(WHAT YOU NEED TO DO):
Pull out every line from the listing that has the word "Installation".

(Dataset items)
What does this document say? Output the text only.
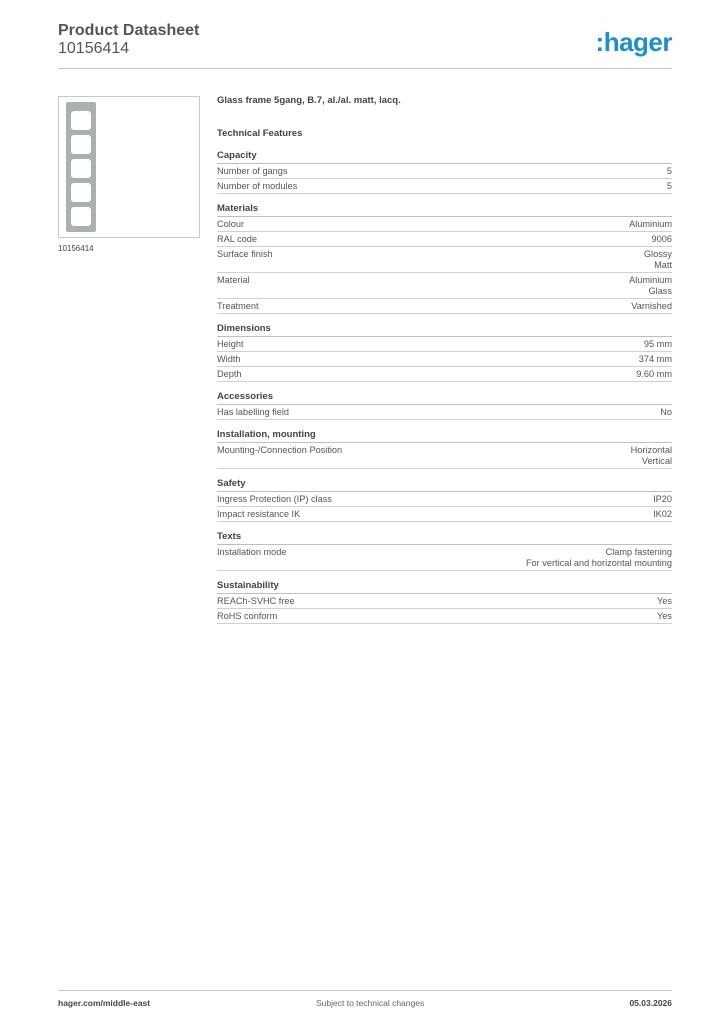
Product Datasheet
10156414	:hager
10156414
Glass frame 5gang, B.7, al./al. matt, lacq.
Technical Features
Capacity
Number of gangs	5
Number of modules	5
Materials
Colour	Aluminium
RAL code	9006
Surface finish	Glossy
Matt
Material	Aluminium
Glass
Treatment	Varnished
Dimensions
Height	95 mm
Width	374 mm
Depth	9.60 mm
Accessories
Has labelling field	No
Installation, mounting
Mounting-/Connection Position	Horizontal
Vertical
Safety
Ingress Protection (IP) class	IP20
Impact resistance IK	IK02
Texts
Installation mode	Clamp fastening
For vertical and horizontal mounting
Sustainability
REACh-SVHC free	Yes
RoHS conform	Yes
hager.com/middle-east	Subject to technical changes	05.03.2026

(RESULT OF THE TASK):
Installation, mounting
Installation mode	Clamp fastening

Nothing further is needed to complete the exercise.